## Written request
Output the records exactly as they appear, with no pictures included.

Stored records:
═══
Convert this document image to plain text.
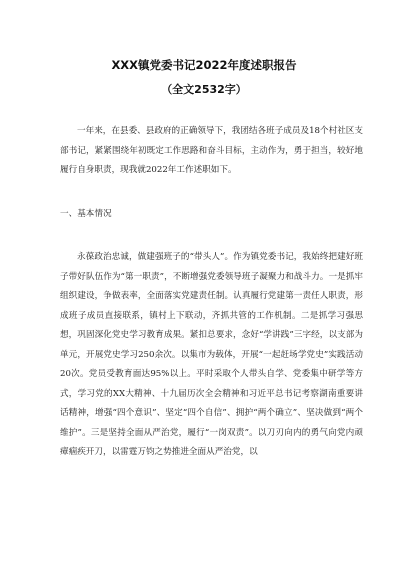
XXX镇党委书记2022年度述职报告
（全文2532字）

一年来，在县委、县政府的正确领导下，我团结各班子成员及18个村社区支部书记，紧紧围绕年初既定工作思路和奋斗目标，主动作为，勇于担当，较好地履行自身职责，现我就2022年工作述职如下。

一、基本情况

永葆政治忠诚，做建强班子的“带头人”。作为镇党委书记，我始终把建好班子带好队伍作为“第一职责”，不断增强党委领导班子凝聚力和战斗力。一是抓牢组织建设，争做表率，全面落实党建责任制。认真履行党建第一责任人职责，形成班子成员直接联系，镇村上下联动，齐抓共管的工作机制。二是抓学习强思想，巩固深化党史学习教育成果。紧扣总要求，念好“学讲践”三字经，以支部为单元，开展党史学习250余次。以集市为载体，开展“一起赶场学党史”实践活动20次。党员受教育面达95%以上。平时采取个人带头自学、党委集中研学等方式，学习党的XX大精神、十九届历次全会精神和习近平总书记考察湖南重要讲话精神，增强“四个意识”、坚定“四个自信”、拥护“两个确立”、坚决做到“两个维护”。三是坚持全面从严治党，履行“一岗双责”。以刀刃向内的勇气向党内顽瘴痼疾开刀，以雷霆万钧之势推进全面从严治党，以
═══
## Response for this exercise
Convert this document image to plain text.
XXX镇党委书记2022年度述职报告
（全文2532字）

一年来，在县委、县政府的正确领导下，我团结各班子成员及18个村社区支部书记，紧紧围绕年初既定工作思路和奋斗目标，主动作为，勇于担当，较好地履行自身职责，现我就2022年工作述职如下。

一、基本情况

永葆政治忠诚，做建强班子的“带头人”。作为镇党委书记，我始终把建好班子带好队伍作为“第一职责”，不断增强党委领导班子凝聚力和战斗力。一是抓牢组织建设，争做表率，全面落实党建责任制。认真履行党建第一责任人职责，形成班子成员直接联系，镇村上下联动，齐抓共管的工作机制。二是抓学习强思想，巩固深化党史学习教育成果。紧扣总要求，念好“学讲践”三字经，以支部为单元，开展党史学习250余次。以集市为载体，开展“一起赶场学党史”实践活动20次。党员受教育面达95%以上。平时采取个人带头自学、党委集中研学等方式，学习党的XX大精神、十九届历次全会精神和习近平总书记考察湖南重要讲话精神，增强“四个意识”、坚定“四个自信”、拥护“两个确立”、坚决做到“两个维护”。三是坚持全面从严治党，履行“一岗双责”。以刀刃向内的勇气向党内顽瘴痼疾开刀，以雷霆万钧之势推进全面从严治党，以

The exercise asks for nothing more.